◆ **TASK STATEMENT**
Lift out all lines below that contain "title".

* Start RECORDS PROVIDED *

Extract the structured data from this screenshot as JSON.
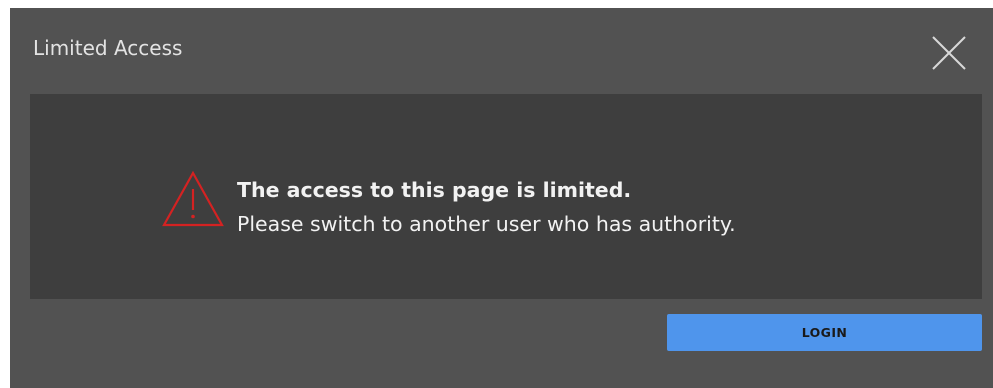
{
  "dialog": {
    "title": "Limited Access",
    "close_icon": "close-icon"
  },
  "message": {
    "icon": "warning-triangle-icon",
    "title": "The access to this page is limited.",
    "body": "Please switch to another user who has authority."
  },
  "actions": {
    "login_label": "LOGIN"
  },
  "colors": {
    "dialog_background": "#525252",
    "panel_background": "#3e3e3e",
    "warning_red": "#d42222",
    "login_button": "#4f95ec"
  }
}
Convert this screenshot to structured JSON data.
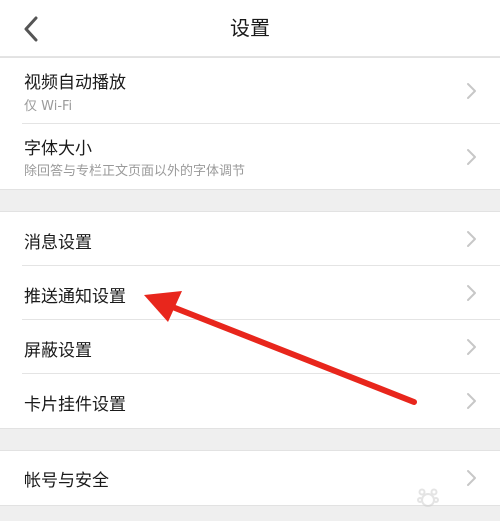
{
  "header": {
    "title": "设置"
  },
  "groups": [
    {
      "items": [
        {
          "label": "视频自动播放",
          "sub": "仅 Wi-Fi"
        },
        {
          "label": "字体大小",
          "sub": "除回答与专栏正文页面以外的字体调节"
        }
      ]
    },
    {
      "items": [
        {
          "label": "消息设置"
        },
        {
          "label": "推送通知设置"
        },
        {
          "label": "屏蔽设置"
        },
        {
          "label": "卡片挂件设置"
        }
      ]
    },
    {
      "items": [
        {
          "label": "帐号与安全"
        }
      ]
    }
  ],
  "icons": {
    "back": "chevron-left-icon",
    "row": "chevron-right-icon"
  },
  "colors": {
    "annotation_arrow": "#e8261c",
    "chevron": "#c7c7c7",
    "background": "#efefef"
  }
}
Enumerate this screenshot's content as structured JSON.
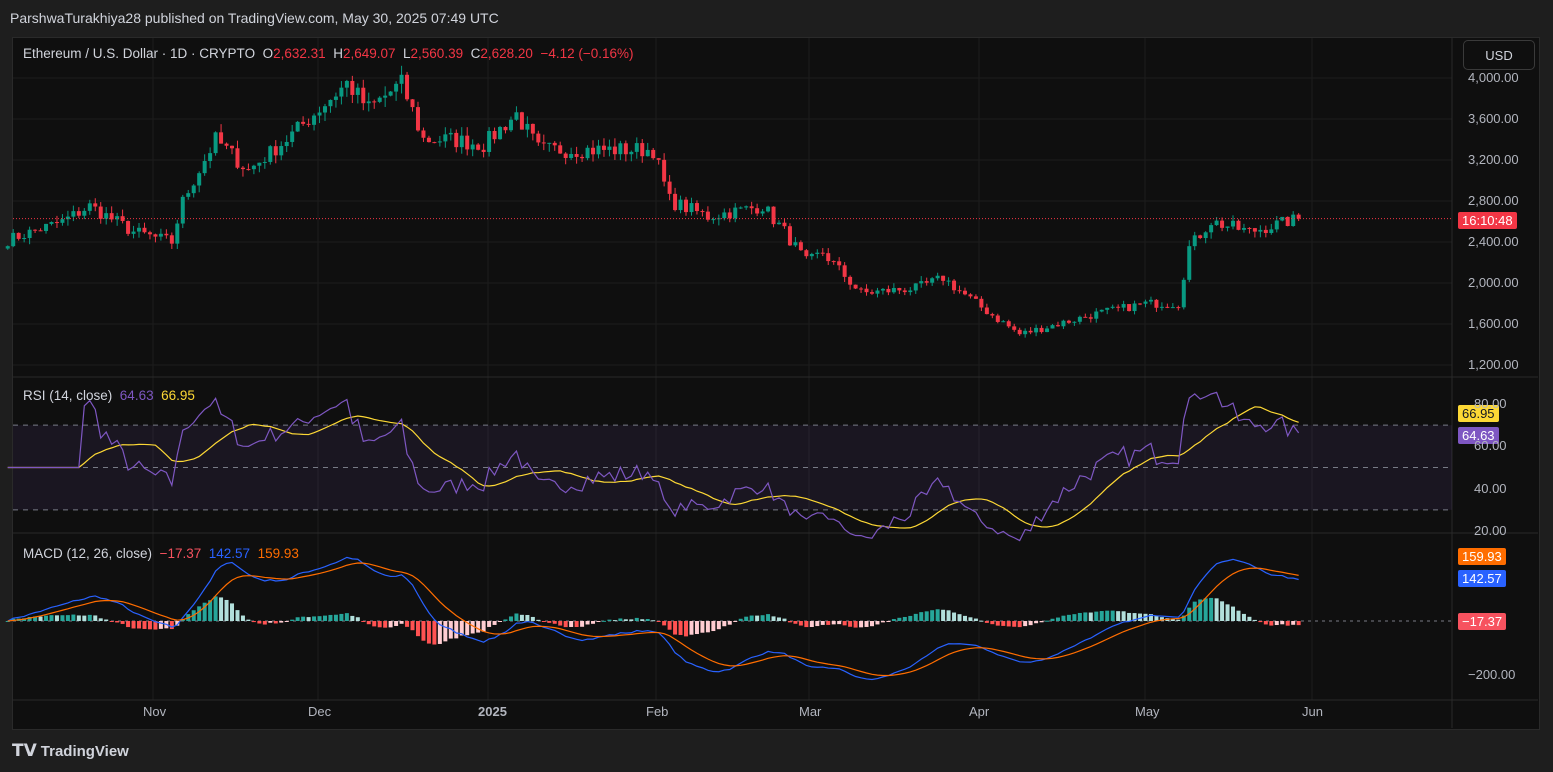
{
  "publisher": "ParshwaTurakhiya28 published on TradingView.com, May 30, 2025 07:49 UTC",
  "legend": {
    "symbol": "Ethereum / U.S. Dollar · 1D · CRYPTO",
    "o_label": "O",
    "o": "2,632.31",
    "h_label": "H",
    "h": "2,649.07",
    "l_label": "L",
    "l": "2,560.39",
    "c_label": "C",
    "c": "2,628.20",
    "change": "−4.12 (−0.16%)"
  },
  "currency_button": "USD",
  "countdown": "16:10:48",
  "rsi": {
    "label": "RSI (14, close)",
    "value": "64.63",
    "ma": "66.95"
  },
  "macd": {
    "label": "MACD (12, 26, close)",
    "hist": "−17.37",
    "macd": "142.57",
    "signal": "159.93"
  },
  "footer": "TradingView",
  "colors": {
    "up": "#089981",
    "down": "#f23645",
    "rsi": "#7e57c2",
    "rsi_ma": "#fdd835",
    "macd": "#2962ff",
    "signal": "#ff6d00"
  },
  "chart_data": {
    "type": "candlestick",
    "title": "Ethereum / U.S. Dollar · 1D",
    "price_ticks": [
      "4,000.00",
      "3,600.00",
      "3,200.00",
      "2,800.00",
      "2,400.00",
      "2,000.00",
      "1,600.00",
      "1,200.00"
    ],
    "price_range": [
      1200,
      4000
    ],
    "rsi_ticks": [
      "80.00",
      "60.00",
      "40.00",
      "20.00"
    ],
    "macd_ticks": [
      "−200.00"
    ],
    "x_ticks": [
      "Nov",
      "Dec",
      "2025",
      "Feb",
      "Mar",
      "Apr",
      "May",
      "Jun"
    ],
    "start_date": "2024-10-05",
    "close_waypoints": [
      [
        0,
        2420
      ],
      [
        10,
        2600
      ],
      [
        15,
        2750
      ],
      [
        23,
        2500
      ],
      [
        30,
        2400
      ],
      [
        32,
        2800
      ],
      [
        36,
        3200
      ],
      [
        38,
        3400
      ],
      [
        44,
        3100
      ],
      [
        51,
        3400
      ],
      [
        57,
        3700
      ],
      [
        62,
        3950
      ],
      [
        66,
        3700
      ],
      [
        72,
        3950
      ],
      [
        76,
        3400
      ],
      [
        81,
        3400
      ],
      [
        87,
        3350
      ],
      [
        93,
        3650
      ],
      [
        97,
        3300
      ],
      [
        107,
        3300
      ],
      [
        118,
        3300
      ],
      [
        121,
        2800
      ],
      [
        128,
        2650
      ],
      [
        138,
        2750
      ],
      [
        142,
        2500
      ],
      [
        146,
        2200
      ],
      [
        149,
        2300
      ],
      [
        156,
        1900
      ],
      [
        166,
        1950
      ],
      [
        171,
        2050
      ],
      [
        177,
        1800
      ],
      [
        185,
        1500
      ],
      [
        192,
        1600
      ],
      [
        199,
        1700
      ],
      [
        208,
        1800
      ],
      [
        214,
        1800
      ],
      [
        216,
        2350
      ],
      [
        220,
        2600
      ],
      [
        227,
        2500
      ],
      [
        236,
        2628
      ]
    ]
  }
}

* End RECORDS PROVIDED *

◆ **RESULT OF THE EXERCISE**
    "title": "Limited Access",
    "title": "The access to this page is limited.",
    "title": "设置"
    "title": "Ethereum / U.S. Dollar · 1D",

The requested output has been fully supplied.